### Prompt
Copy out the lines that have "Meta" in them.

### Data records
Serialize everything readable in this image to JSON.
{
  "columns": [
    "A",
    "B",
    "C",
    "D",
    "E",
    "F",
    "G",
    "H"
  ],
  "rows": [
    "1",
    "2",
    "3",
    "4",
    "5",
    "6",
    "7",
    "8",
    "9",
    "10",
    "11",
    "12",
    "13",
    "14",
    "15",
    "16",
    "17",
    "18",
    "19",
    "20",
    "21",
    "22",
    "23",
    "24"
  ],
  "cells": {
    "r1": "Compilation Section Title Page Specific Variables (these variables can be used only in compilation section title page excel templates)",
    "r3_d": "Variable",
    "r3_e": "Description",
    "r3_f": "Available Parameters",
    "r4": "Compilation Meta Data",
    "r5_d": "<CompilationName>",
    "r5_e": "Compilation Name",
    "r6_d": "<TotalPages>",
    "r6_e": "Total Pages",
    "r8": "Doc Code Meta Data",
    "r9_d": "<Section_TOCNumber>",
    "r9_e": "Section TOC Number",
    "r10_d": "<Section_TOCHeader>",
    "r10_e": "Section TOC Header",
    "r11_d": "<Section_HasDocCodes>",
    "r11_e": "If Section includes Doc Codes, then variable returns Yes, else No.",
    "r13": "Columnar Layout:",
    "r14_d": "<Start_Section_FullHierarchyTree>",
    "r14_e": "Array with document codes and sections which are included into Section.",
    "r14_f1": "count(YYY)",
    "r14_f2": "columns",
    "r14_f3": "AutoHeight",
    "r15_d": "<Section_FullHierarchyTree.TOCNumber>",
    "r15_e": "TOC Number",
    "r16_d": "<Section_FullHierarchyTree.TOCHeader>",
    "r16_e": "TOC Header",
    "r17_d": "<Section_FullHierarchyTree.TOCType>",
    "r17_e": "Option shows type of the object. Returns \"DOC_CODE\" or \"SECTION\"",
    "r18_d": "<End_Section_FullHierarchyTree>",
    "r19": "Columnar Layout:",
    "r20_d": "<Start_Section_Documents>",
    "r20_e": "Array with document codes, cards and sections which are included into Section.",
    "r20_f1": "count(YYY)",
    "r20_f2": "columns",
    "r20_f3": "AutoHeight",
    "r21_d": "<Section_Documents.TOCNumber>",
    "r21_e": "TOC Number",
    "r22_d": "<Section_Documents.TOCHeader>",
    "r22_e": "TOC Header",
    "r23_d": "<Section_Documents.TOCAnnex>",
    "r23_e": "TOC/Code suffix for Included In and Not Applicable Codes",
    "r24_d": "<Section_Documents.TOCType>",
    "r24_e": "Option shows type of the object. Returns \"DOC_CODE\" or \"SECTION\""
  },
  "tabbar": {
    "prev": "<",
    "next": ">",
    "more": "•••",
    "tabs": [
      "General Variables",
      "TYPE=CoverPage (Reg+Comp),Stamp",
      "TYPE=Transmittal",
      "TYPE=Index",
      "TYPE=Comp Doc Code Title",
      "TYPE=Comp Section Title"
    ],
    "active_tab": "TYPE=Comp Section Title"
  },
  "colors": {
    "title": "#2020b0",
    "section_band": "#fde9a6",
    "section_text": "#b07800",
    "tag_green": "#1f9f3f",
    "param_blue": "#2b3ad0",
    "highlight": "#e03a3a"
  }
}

### Result below
    "r4": "Compilation Meta Data",
    "r8": "Doc Code Meta Data",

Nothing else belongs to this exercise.